• GIVEN TASK: Output every line exactly as written. Leave out pictures.

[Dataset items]
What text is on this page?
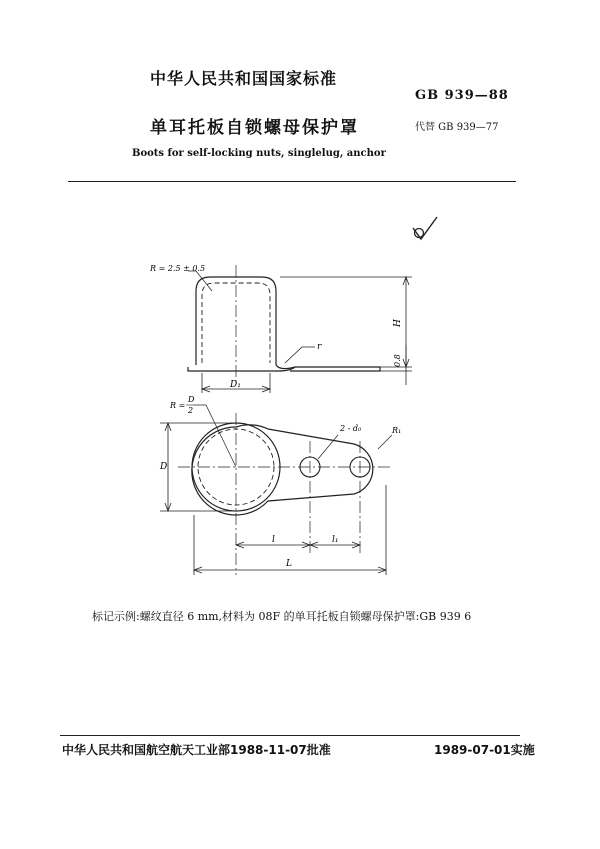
中华人民共和国国家标准
GB 939—88
单耳托板自锁螺母保护罩	代替 GB 939—77
Boots for self-locking nuts, singlelug, anchor
R = 2.5 ± 0.5
r
H
0.8
D₁
R =
D
2
2 - d₀	R₁
D
l	l₁
L
标记示例:螺纹直径 6 mm,材料为 08F 的单耳托板自锁螺母保护罩:GB 939 6
中华人民共和国航空航天工业部1988-11-07批准	1989-07-01实施
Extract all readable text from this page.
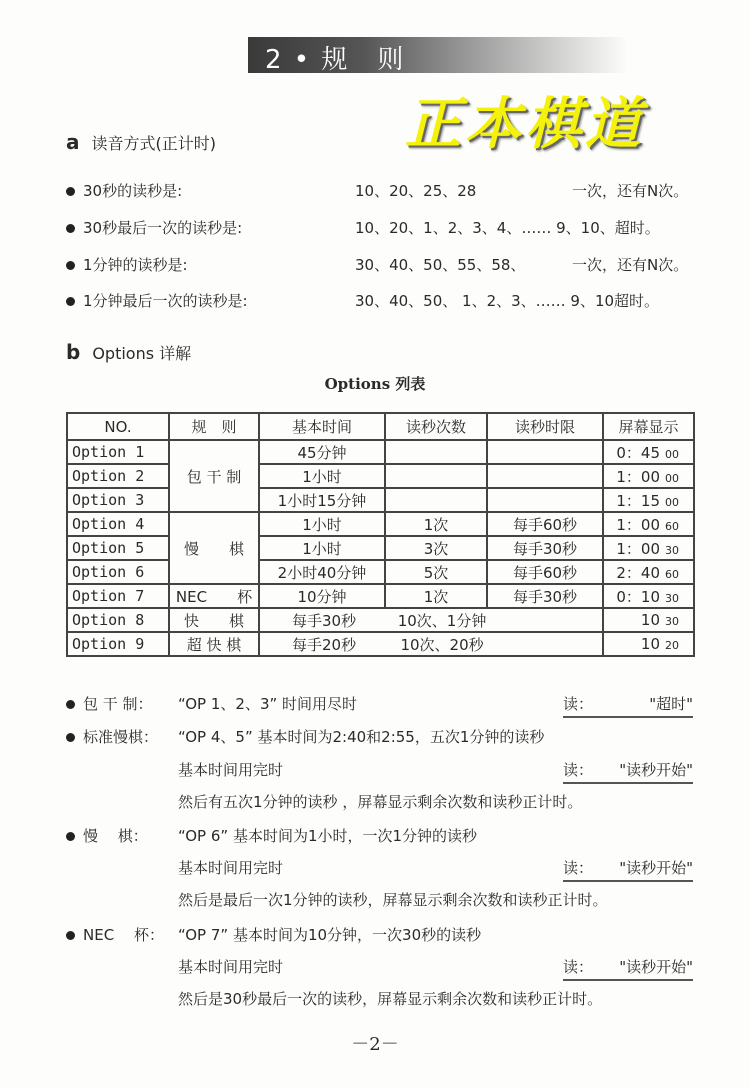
2 • 规　则
正本棋道
a 读音方式(正计时)
30秒的读秒是:	10、20、25、28	一次，还有N次。
30秒最后一次的读秒是:	10、20、1、2、3、4、…… 9、10、超时。
1分钟的读秒是:	30、40、50、55、58、	一次，还有N次。
1分钟最后一次的读秒是:	30、40、50、 1、2、3、…… 9、10超时。
b Options 详解
Options 列表
NO.	规　则	基本时间	读秒次数	读秒时限	屏幕显示
Option 1	包 干 制	45分钟			0：45 00
Option 2		1小时			1：00 00
Option 3		1小时15分钟			1：15 00
Option 4	慢　　棋	1小时	1次	每手60秒	1：00 60
Option 5		1小时	3次	每手30秒	1：00 30
Option 6		2小时40分钟	5次	每手60秒	2：40 60
Option 7	NEC　　杯	10分钟	1次	每手30秒	0：10 30
Option 8	快　　棋	每手30秒 10次、1分钟			10 30
Option 9	超 快 棋	每手20秒 10次、20秒			10 20
包 干 制： “OP 1、2、3” 时间用尽时	读：	"超时"
标准慢棋： “OP 4、5” 基本时间为2:40和2:55，五次1分钟的读秒
基本时间用完时	读： "读秒开始"
然后有五次1分钟的读秒 ，屏幕显示剩余次数和读秒正计时。
慢　 棋： “OP 6” 基本时间为1小时，一次1分钟的读秒
基本时间用完时	读： "读秒开始"
然后是最后一次1分钟的读秒，屏幕显示剩余次数和读秒正计时。
NEC　 杯： “OP 7” 基本时间为10分钟，一次30秒的读秒
基本时间用完时	读： "读秒开始"
然后是30秒最后一次的读秒，屏幕显示剩余次数和读秒正计时。
－2－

• TASK SOLUTION:
What text is on this page?
中华人民共和国国家标准
GB 939—88
单耳托板自锁螺母保护罩	代替 GB 939—77
Boots for self-locking nuts, singlelug, anchor
R = 2.5 ± 0.5
r
H
0.8
D₁
R =
D
2
2 - d₀	R₁
D
l	l₁
L
标记示例:螺纹直径 6 mm,材料为 08F 的单耳托板自锁螺母保护罩:GB 939 6
中华人民共和国航空航天工业部1988-11-07批准	1989-07-01实施
Extract all readable text from this page.
2 • 规　则
正本棋道
a 读音方式(正计时)
30秒的读秒是:	10、20、25、28	一次，还有N次。
30秒最后一次的读秒是:	10、20、1、2、3、4、…… 9、10、超时。
1分钟的读秒是:	30、40、50、55、58、	一次，还有N次。
1分钟最后一次的读秒是:	30、40、50、 1、2、3、…… 9、10超时。
b Options 详解
Options 列表
NO.	规　则	基本时间	读秒次数	读秒时限	屏幕显示
Option 1	包 干 制	45分钟			0：45 00
Option 2		1小时			1：00 00
Option 3		1小时15分钟			1：15 00
Option 4	慢　　棋	1小时	1次	每手60秒	1：00 60
Option 5		1小时	3次	每手30秒	1：00 30
Option 6		2小时40分钟	5次	每手60秒	2：40 60
Option 7	NEC　　杯	10分钟	1次	每手30秒	0：10 30
Option 8	快　　棋	每手30秒 10次、1分钟			10 30
Option 9	超 快 棋	每手20秒 10次、20秒			10 20
包 干 制： “OP 1、2、3” 时间用尽时	读：	"超时"
标准慢棋： “OP 4、5” 基本时间为2:40和2:55，五次1分钟的读秒
基本时间用完时	读： "读秒开始"
然后有五次1分钟的读秒 ，屏幕显示剩余次数和读秒正计时。
慢　 棋： “OP 6” 基本时间为1小时，一次1分钟的读秒
基本时间用完时	读： "读秒开始"
然后是最后一次1分钟的读秒，屏幕显示剩余次数和读秒正计时。
NEC　 杯： “OP 7” 基本时间为10分钟，一次30秒的读秒
基本时间用完时	读： "读秒开始"
然后是30秒最后一次的读秒，屏幕显示剩余次数和读秒正计时。
－2－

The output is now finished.